**Data**

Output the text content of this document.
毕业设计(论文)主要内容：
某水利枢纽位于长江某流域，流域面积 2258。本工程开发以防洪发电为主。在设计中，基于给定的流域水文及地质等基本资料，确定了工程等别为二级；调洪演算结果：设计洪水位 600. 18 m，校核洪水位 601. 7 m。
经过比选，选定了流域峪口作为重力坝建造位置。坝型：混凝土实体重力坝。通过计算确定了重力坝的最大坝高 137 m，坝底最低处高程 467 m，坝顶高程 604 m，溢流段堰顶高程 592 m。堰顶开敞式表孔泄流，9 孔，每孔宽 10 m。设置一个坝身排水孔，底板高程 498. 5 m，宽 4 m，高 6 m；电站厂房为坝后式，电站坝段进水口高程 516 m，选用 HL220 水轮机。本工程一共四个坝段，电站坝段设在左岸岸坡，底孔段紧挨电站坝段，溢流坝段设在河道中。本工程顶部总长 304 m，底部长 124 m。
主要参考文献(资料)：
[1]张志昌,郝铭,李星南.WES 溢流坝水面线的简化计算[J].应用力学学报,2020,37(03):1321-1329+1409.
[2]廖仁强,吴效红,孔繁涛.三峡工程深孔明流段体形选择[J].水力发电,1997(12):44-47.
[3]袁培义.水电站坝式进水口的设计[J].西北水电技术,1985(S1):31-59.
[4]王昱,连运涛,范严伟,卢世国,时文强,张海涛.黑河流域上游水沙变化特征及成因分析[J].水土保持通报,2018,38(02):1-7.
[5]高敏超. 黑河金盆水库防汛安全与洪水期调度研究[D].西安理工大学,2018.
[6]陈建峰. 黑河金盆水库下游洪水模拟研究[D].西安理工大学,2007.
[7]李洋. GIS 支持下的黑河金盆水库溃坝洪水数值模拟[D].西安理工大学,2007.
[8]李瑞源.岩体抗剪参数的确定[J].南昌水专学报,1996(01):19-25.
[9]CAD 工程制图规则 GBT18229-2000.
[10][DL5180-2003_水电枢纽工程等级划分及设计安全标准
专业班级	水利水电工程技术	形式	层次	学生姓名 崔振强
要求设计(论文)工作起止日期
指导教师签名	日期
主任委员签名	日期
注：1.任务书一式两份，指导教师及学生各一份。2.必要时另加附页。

**Task prompt**
Print the complete listing again, exactly as it stands.

**Answer to this exercise**
Output the text content of this document.
毕业设计(论文)主要内容：
某水利枢纽位于长江某流域，流域面积 2258。本工程开发以防洪发电为主。在设计中，基于给定的流域水文及地质等基本资料，确定了工程等别为二级；调洪演算结果：设计洪水位 600. 18 m，校核洪水位 601. 7 m。
经过比选，选定了流域峪口作为重力坝建造位置。坝型：混凝土实体重力坝。通过计算确定了重力坝的最大坝高 137 m，坝底最低处高程 467 m，坝顶高程 604 m，溢流段堰顶高程 592 m。堰顶开敞式表孔泄流，9 孔，每孔宽 10 m。设置一个坝身排水孔，底板高程 498. 5 m，宽 4 m，高 6 m；电站厂房为坝后式，电站坝段进水口高程 516 m，选用 HL220 水轮机。本工程一共四个坝段，电站坝段设在左岸岸坡，底孔段紧挨电站坝段，溢流坝段设在河道中。本工程顶部总长 304 m，底部长 124 m。
主要参考文献(资料)：
[1]张志昌,郝铭,李星南.WES 溢流坝水面线的简化计算[J].应用力学学报,2020,37(03):1321-1329+1409.
[2]廖仁强,吴效红,孔繁涛.三峡工程深孔明流段体形选择[J].水力发电,1997(12):44-47.
[3]袁培义.水电站坝式进水口的设计[J].西北水电技术,1985(S1):31-59.
[4]王昱,连运涛,范严伟,卢世国,时文强,张海涛.黑河流域上游水沙变化特征及成因分析[J].水土保持通报,2018,38(02):1-7.
[5]高敏超. 黑河金盆水库防汛安全与洪水期调度研究[D].西安理工大学,2018.
[6]陈建峰. 黑河金盆水库下游洪水模拟研究[D].西安理工大学,2007.
[7]李洋. GIS 支持下的黑河金盆水库溃坝洪水数值模拟[D].西安理工大学,2007.
[8]李瑞源.岩体抗剪参数的确定[J].南昌水专学报,1996(01):19-25.
[9]CAD 工程制图规则 GBT18229-2000.
[10][DL5180-2003_水电枢纽工程等级划分及设计安全标准
专业班级	水利水电工程技术	形式	层次	学生姓名 崔振强
要求设计(论文)工作起止日期
指导教师签名	日期
主任委员签名	日期
注：1.任务书一式两份，指导教师及学生各一份。2.必要时另加附页。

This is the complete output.